___ SOURCE DOCUMENT ___

Once that has been done, the compound breaks are hard-coded into the text files, and there’s no need for a browser widget to analyze the compound and break up the words. So that makes the job of the lookup tool a lot simpler.
The author of the above tool, Gérard Huet, apparently has scripts for Sanskrit.
In my experience, it’s essential to take in account the fact that Pali language underwent significant changes in the course of centuries. Pali of Majjhima-Nikaya is not quite the same as Pali of Apadana. Sandhi rules became more and more random with time.
Therefore, I would suggest to pay attention first of all to the early strata (1-4 in the list of Dr. Bimala Churn Law). Especially since existing dictionaries focus on the words from these strata.
And among the compounds from early strata, to analyze first of all those that occur frequently. Here’s a word list based on first four Nikayas, sorted by frequency:
The basic process of AI is to create an algorithm, train it, make corrections and continue with this process. Now, the Pali is a finite work, therefore it may not be necessary to go that far as to have a highly trained AI application, but it will need to go along those lines.
I think this is a good approach. But I would leave the Pali text as it is and create a secondary consultation source, just to have the original text as it is, or at least have it somewhere.

___ INFORMATION SHOWN ___

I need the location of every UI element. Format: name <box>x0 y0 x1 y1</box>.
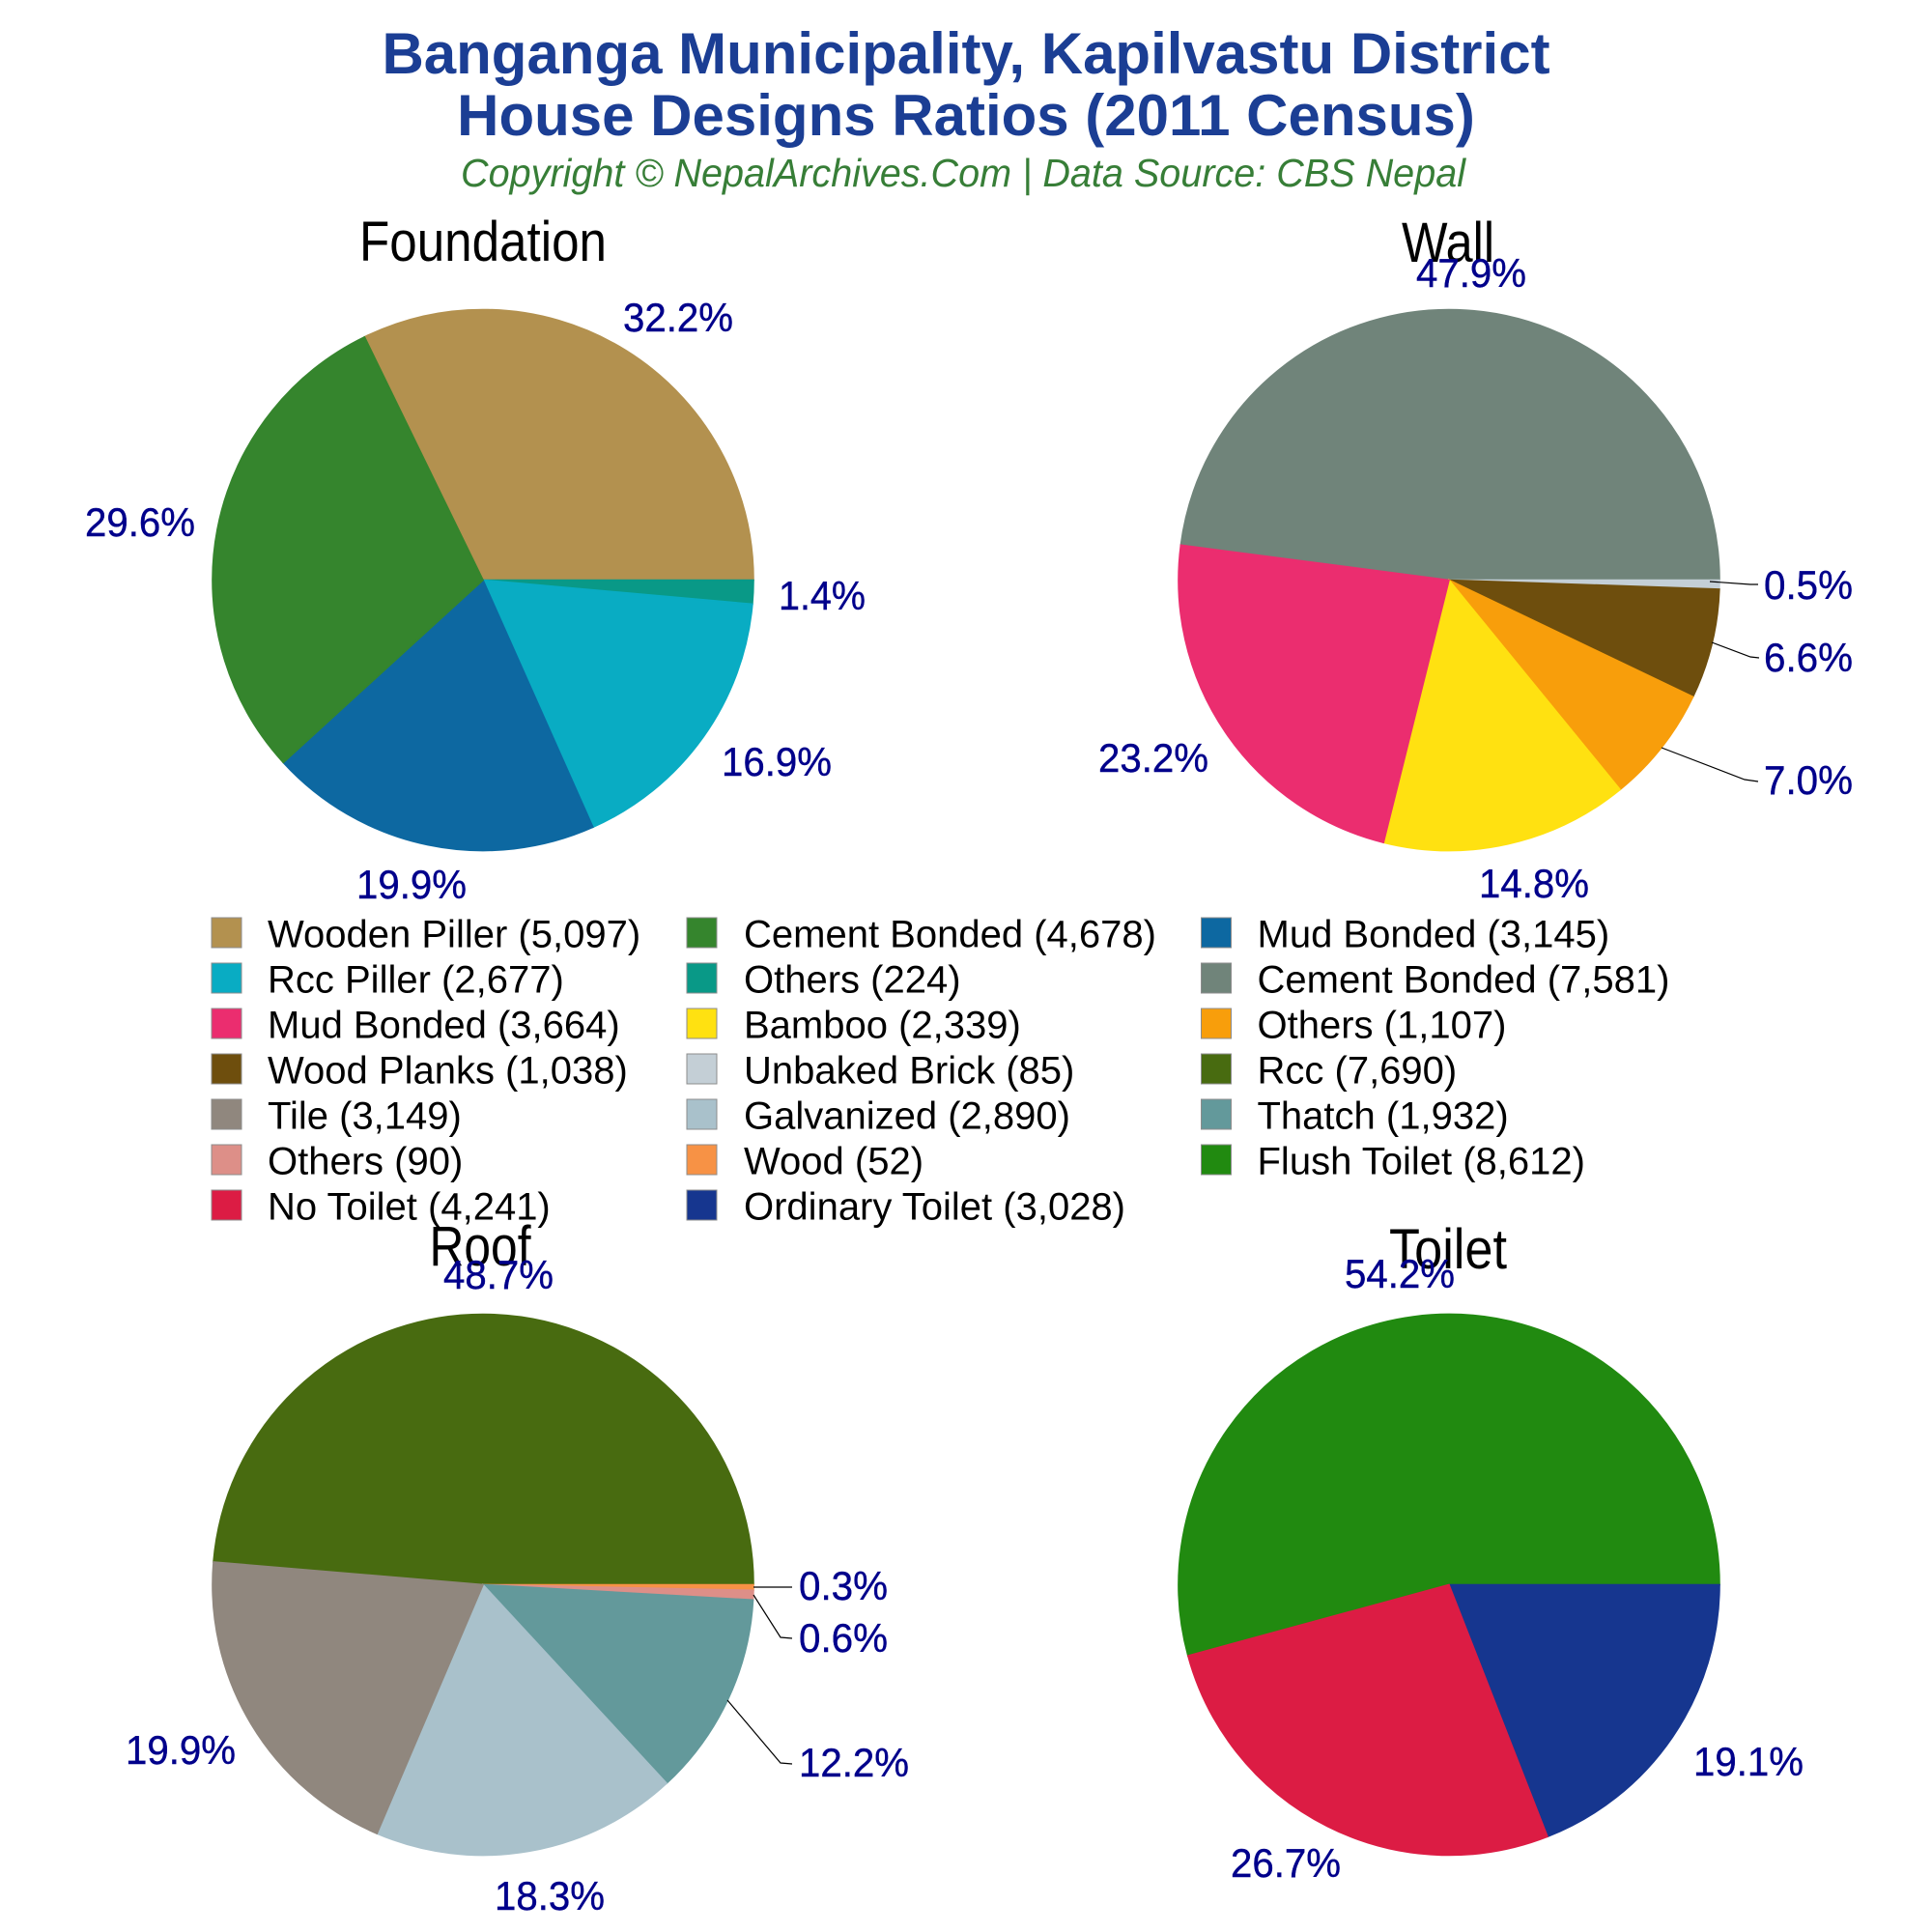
svg-text:32.2%: 32.2% <box>623 295 733 340</box>
svg-text:54.2%: 54.2% <box>1345 1251 1455 1296</box>
svg-text:No Toilet (4,241): No Toilet (4,241) <box>268 1186 551 1229</box>
svg-text:Cement Bonded (7,581): Cement Bonded (7,581) <box>1258 959 1670 1002</box>
svg-text:Galvanized (2,890): Galvanized (2,890) <box>744 1095 1070 1138</box>
svg-text:29.6%: 29.6% <box>85 499 195 545</box>
svg-text:19.9%: 19.9% <box>126 1727 236 1773</box>
svg-text:House Designs Ratios (2011 Cen: House Designs Ratios (2011 Census) <box>457 83 1475 148</box>
svg-text:Others (224): Others (224) <box>744 959 961 1002</box>
svg-text:Copyright © NepalArchives.Com: Copyright © NepalArchives.Com | Data Sou… <box>461 151 1467 195</box>
svg-text:16.9%: 16.9% <box>722 739 832 784</box>
svg-text:Flush Toilet (8,612): Flush Toilet (8,612) <box>1258 1141 1585 1183</box>
svg-text:Wooden Piller (5,097): Wooden Piller (5,097) <box>268 914 640 956</box>
svg-text:Cement Bonded (4,678): Cement Bonded (4,678) <box>744 914 1156 956</box>
svg-text:19.9%: 19.9% <box>356 862 467 907</box>
svg-text:Rcc Piller (2,677): Rcc Piller (2,677) <box>268 959 564 1002</box>
svg-text:0.6%: 0.6% <box>799 1615 888 1661</box>
svg-text:Banganga Municipality, Kapilva: Banganga Municipality, Kapilvastu Distri… <box>382 21 1549 86</box>
svg-text:Others (90): Others (90) <box>268 1141 463 1183</box>
svg-text:Tile (3,149): Tile (3,149) <box>268 1095 462 1138</box>
svg-text:18.3%: 18.3% <box>495 1873 605 1918</box>
svg-text:Toilet: Toilet <box>1389 1218 1507 1281</box>
svg-text:Wall: Wall <box>1402 212 1494 274</box>
svg-text:23.2%: 23.2% <box>1098 735 1208 781</box>
svg-text:Rcc (7,690): Rcc (7,690) <box>1258 1050 1458 1093</box>
svg-text:6.6%: 6.6% <box>1764 635 1853 680</box>
svg-text:Wood (52): Wood (52) <box>744 1141 923 1183</box>
svg-text:0.3%: 0.3% <box>799 1563 888 1608</box>
svg-text:Mud Bonded (3,145): Mud Bonded (3,145) <box>1258 914 1610 956</box>
svg-text:26.7%: 26.7% <box>1231 1840 1341 1886</box>
svg-text:1.4%: 1.4% <box>779 573 866 618</box>
svg-text:0.5%: 0.5% <box>1764 562 1853 608</box>
svg-text:Bamboo (2,339): Bamboo (2,339) <box>744 1005 1021 1047</box>
svg-text:Foundation: Foundation <box>359 211 607 273</box>
svg-text:Thatch (1,932): Thatch (1,932) <box>1258 1095 1509 1138</box>
svg-text:7.0%: 7.0% <box>1764 757 1853 803</box>
svg-text:Wood Planks (1,038): Wood Planks (1,038) <box>268 1050 628 1093</box>
svg-text:Mud Bonded (3,664): Mud Bonded (3,664) <box>268 1005 620 1047</box>
svg-text:Others (1,107): Others (1,107) <box>1258 1005 1507 1047</box>
svg-text:47.9%: 47.9% <box>1416 250 1526 296</box>
svg-text:Ordinary Toilet (3,028): Ordinary Toilet (3,028) <box>744 1186 1125 1229</box>
svg-text:48.7%: 48.7% <box>443 1252 554 1297</box>
svg-text:Unbaked Brick (85): Unbaked Brick (85) <box>744 1050 1074 1093</box>
svg-text:Roof: Roof <box>430 1215 532 1278</box>
svg-text:12.2%: 12.2% <box>799 1740 909 1785</box>
svg-text:14.8%: 14.8% <box>1479 861 1589 906</box>
svg-text:19.1%: 19.1% <box>1693 1739 1804 1784</box>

___

▸ **WHAT IS ASKED**
A. In the forum thread, which strata of Pali texts does the writer suggest focusing on first?
B. Reproduce everything in the forum thread from "In my experience, it’s" down to "from these strata.", exactly as it appears.
C. List the steps that the forum thread gives as the basic process of AI.

▸ **SOLUTIONS TO EACH TASK**
A. The early strata, numbered 1 to 4 in the list of Dr. Bimala Churn Law.

B.
In my experience, it’s essential to take in account the fact that Pali language underwent significant changes in the course of centuries. Pali of Majjhima-Nikaya is not quite the same as Pali of Apadana. Sandhi rules became more and more random with time.
Therefore, I would suggest to pay attention first of all to the early strata (1-4 in the list of Dr. Bimala Churn Law). Especially since existing dictionaries focus on the words from these strata.

C.
Create an algorithm
Train it
Make corrections
Continue with this process